• **Written request**
Copy out each line of the material in which the word "industry" appears.

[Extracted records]
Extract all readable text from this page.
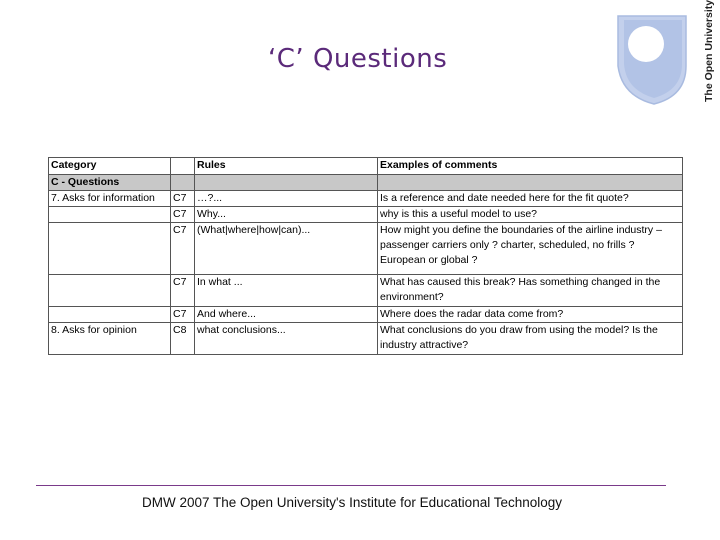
‘C’ Questions	The Open University
Category		Rules	Examples of comments
C - Questions			
7. Asks for information	C7	…?...	Is a reference and date needed here for the fit quote?
	C7	Why...	why is this a useful model to use?
	C7	(What|where|how|can)...	How might you define the boundaries of the airline industry – passenger carriers only ? charter, scheduled, no frills ? European or global ?
	C7	In what ...	What has caused this break? Has something changed in the environment?
	C7	And where...	Where does the radar data come from?
8. Asks for opinion	C8	what conclusions...	What conclusions do you draw from using the model? Is the industry attractive?
DMW 2007 The Open University's Institute for Educational Technology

• **Exercise solution**
	C7	(What|where|how|can)...	How might you define the boundaries of the airline industry – passenger carriers only ? charter, scheduled, no frills ? European or global ?
8. Asks for opinion	C8	what conclusions...	What conclusions do you draw from using the model? Is the industry attractive?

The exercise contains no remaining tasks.